# Provided material start

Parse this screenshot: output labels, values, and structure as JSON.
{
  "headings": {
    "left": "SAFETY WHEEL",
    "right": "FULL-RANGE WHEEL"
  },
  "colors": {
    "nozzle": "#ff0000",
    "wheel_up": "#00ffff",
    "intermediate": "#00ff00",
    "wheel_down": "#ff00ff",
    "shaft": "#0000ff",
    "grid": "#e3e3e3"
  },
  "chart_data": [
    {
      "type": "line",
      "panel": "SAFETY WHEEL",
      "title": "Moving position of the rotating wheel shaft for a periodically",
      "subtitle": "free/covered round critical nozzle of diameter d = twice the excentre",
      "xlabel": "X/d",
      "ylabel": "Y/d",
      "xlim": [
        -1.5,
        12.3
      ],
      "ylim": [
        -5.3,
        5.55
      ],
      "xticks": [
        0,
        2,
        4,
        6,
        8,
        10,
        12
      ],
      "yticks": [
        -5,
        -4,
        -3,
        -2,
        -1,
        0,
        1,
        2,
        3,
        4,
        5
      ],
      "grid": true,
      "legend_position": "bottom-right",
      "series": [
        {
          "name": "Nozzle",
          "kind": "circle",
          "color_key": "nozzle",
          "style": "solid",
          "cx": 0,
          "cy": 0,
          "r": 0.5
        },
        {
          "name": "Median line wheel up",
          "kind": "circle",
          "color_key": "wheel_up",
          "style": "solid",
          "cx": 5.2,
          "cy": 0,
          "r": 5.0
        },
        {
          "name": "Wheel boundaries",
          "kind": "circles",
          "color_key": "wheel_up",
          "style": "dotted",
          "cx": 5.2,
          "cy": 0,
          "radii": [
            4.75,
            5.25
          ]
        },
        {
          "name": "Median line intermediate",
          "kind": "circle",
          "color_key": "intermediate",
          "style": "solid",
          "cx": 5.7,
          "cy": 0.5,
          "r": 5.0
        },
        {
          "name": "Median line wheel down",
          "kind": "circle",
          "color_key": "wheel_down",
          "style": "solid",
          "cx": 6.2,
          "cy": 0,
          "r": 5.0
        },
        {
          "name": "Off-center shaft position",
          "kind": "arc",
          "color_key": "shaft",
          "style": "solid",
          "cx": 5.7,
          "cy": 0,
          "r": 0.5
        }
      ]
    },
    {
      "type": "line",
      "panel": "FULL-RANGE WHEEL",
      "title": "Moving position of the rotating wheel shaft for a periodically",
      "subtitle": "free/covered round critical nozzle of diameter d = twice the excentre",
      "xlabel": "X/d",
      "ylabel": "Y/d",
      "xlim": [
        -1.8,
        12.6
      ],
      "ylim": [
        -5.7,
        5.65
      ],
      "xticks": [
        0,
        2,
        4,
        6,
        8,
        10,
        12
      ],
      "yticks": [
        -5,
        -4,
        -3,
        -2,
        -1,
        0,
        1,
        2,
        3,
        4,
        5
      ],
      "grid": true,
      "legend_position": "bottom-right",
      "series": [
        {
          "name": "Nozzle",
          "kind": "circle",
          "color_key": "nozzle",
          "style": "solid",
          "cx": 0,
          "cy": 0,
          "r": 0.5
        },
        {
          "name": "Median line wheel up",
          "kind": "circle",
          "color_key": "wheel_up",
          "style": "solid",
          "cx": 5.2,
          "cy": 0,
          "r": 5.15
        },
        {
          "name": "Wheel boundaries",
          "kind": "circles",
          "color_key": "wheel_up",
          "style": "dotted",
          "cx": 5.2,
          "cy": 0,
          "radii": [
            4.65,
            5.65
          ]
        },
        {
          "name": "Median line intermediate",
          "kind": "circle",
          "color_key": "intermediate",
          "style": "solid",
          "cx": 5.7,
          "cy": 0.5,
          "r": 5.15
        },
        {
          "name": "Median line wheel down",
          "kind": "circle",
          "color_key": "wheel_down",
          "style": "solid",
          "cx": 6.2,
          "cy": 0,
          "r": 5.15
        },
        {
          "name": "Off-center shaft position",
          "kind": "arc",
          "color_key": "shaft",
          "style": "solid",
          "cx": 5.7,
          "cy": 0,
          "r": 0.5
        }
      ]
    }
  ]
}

# Provided material end

▶ What you are asked to do
Every entry needs to be retyped exactly.

▶ Finished task
Parse this screenshot: output labels, values, and structure as JSON.
{
  "headings": {
    "left": "SAFETY WHEEL",
    "right": "FULL-RANGE WHEEL"
  },
  "colors": {
    "nozzle": "#ff0000",
    "wheel_up": "#00ffff",
    "intermediate": "#00ff00",
    "wheel_down": "#ff00ff",
    "shaft": "#0000ff",
    "grid": "#e3e3e3"
  },
  "chart_data": [
    {
      "type": "line",
      "panel": "SAFETY WHEEL",
      "title": "Moving position of the rotating wheel shaft for a periodically",
      "subtitle": "free/covered round critical nozzle of diameter d = twice the excentre",
      "xlabel": "X/d",
      "ylabel": "Y/d",
      "xlim": [
        -1.5,
        12.3
      ],
      "ylim": [
        -5.3,
        5.55
      ],
      "xticks": [
        0,
        2,
        4,
        6,
        8,
        10,
        12
      ],
      "yticks": [
        -5,
        -4,
        -3,
        -2,
        -1,
        0,
        1,
        2,
        3,
        4,
        5
      ],
      "grid": true,
      "legend_position": "bottom-right",
      "series": [
        {
          "name": "Nozzle",
          "kind": "circle",
          "color_key": "nozzle",
          "style": "solid",
          "cx": 0,
          "cy": 0,
          "r": 0.5
        },
        {
          "name": "Median line wheel up",
          "kind": "circle",
          "color_key": "wheel_up",
          "style": "solid",
          "cx": 5.2,
          "cy": 0,
          "r": 5.0
        },
        {
          "name": "Wheel boundaries",
          "kind": "circles",
          "color_key": "wheel_up",
          "style": "dotted",
          "cx": 5.2,
          "cy": 0,
          "radii": [
            4.75,
            5.25
          ]
        },
        {
          "name": "Median line intermediate",
          "kind": "circle",
          "color_key": "intermediate",
          "style": "solid",
          "cx": 5.7,
          "cy": 0.5,
          "r": 5.0
        },
        {
          "name": "Median line wheel down",
          "kind": "circle",
          "color_key": "wheel_down",
          "style": "solid",
          "cx": 6.2,
          "cy": 0,
          "r": 5.0
        },
        {
          "name": "Off-center shaft position",
          "kind": "arc",
          "color_key": "shaft",
          "style": "solid",
          "cx": 5.7,
          "cy": 0,
          "r": 0.5
        }
      ]
    },
    {
      "type": "line",
      "panel": "FULL-RANGE WHEEL",
      "title": "Moving position of the rotating wheel shaft for a periodically",
      "subtitle": "free/covered round critical nozzle of diameter d = twice the excentre",
      "xlabel": "X/d",
      "ylabel": "Y/d",
      "xlim": [
        -1.8,
        12.6
      ],
      "ylim": [
        -5.7,
        5.65
      ],
      "xticks": [
        0,
        2,
        4,
        6,
        8,
        10,
        12
      ],
      "yticks": [
        -5,
        -4,
        -3,
        -2,
        -1,
        0,
        1,
        2,
        3,
        4,
        5
      ],
      "grid": true,
      "legend_position": "bottom-right",
      "series": [
        {
          "name": "Nozzle",
          "kind": "circle",
          "color_key": "nozzle",
          "style": "solid",
          "cx": 0,
          "cy": 0,
          "r": 0.5
        },
        {
          "name": "Median line wheel up",
          "kind": "circle",
          "color_key": "wheel_up",
          "style": "solid",
          "cx": 5.2,
          "cy": 0,
          "r": 5.15
        },
        {
          "name": "Wheel boundaries",
          "kind": "circles",
          "color_key": "wheel_up",
          "style": "dotted",
          "cx": 5.2,
          "cy": 0,
          "radii": [
            4.65,
            5.65
          ]
        },
        {
          "name": "Median line intermediate",
          "kind": "circle",
          "color_key": "intermediate",
          "style": "solid",
          "cx": 5.7,
          "cy": 0.5,
          "r": 5.15
        },
        {
          "name": "Median line wheel down",
          "kind": "circle",
          "color_key": "wheel_down",
          "style": "solid",
          "cx": 6.2,
          "cy": 0,
          "r": 5.15
        },
        {
          "name": "Off-center shaft position",
          "kind": "arc",
          "color_key": "shaft",
          "style": "solid",
          "cx": 5.7,
          "cy": 0,
          "r": 0.5
        }
      ]
    }
  ]
}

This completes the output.